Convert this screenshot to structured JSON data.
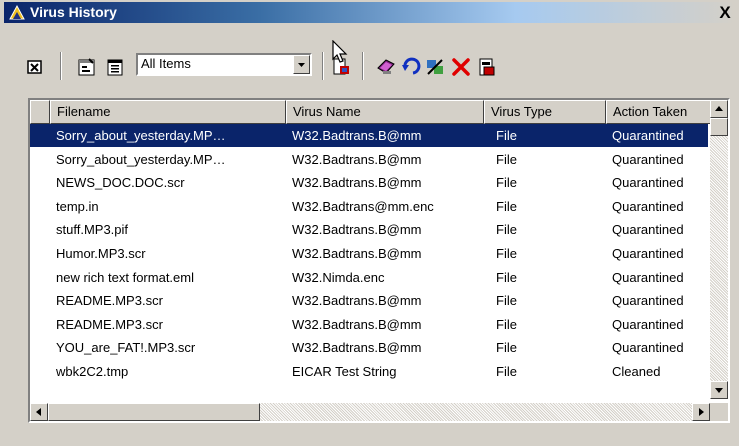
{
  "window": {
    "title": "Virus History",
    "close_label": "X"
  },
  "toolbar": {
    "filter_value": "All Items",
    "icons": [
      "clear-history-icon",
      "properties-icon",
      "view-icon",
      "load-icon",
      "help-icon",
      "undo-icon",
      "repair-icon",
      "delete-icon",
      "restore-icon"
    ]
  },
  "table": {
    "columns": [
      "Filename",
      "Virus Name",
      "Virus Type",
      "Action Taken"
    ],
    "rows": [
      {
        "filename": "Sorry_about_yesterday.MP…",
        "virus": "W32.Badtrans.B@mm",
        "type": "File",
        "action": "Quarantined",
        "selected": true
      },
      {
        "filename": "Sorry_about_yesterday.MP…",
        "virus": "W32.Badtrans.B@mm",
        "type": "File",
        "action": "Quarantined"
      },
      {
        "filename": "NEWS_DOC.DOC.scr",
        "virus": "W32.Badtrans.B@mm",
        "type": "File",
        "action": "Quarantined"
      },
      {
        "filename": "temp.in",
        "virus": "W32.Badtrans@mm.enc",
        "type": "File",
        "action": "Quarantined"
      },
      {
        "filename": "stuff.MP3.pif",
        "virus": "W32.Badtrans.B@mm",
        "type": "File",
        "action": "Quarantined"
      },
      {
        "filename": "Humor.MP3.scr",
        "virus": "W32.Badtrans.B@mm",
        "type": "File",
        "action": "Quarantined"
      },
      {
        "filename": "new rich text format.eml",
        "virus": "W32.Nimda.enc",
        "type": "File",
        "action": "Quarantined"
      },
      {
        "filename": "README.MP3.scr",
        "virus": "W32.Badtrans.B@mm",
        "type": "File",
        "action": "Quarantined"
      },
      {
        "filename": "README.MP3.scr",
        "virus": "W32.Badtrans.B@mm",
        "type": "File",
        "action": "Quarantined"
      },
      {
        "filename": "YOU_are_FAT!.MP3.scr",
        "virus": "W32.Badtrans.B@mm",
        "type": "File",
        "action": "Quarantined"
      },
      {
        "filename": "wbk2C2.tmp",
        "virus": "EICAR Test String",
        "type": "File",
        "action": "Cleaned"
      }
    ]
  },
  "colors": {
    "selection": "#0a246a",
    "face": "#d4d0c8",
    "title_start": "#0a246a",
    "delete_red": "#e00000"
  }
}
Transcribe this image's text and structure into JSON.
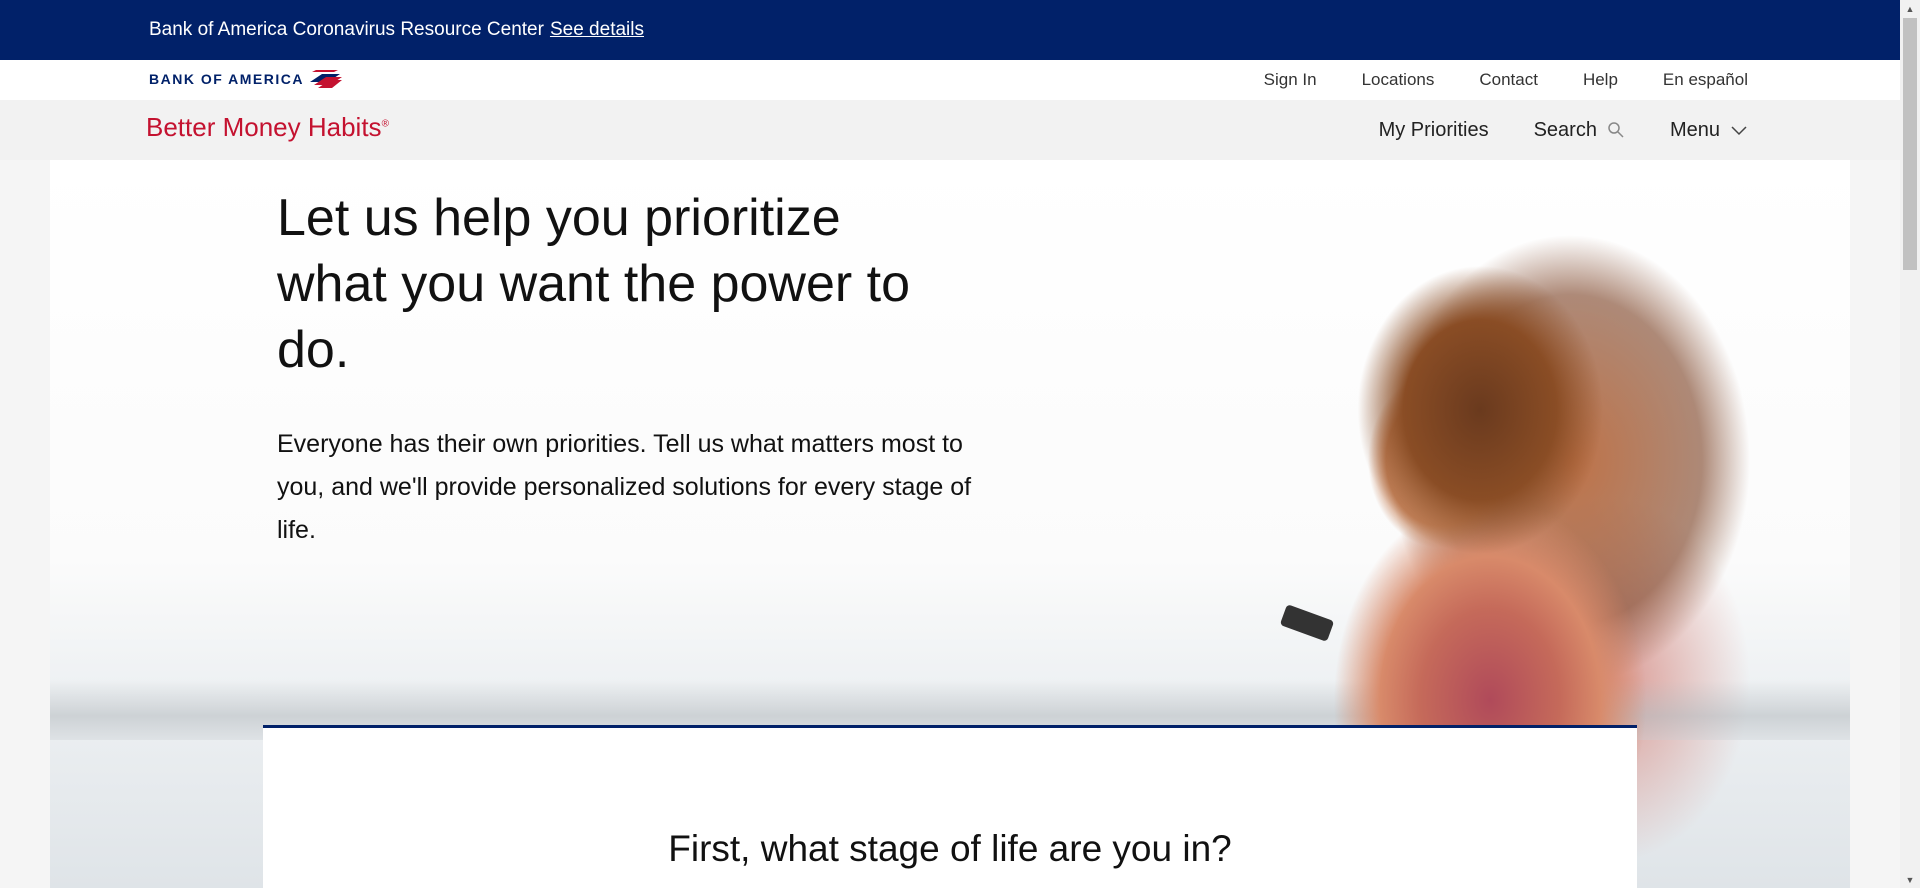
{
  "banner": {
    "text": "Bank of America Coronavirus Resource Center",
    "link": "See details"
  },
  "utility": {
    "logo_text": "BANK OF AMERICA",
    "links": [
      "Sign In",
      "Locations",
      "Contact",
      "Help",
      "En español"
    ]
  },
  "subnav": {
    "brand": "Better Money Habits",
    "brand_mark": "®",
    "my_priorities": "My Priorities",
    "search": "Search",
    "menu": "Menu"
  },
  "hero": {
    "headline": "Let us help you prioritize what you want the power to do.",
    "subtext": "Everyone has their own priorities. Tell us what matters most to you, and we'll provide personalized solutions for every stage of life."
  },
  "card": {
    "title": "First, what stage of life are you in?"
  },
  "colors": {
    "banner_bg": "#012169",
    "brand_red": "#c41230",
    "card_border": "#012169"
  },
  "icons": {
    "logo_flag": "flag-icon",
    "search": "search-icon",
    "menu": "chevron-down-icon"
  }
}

^^^^

*WORK INSTRUCTIONS*: Read the material above and copy out each line holding "stage".

*ANSWER TO THE PROBLEM*:
    "subtext": "Everyone has their own priorities. Tell us what matters most to you, and we'll provide personalized solutions for every stage of life."
    "title": "First, what stage of life are you in?"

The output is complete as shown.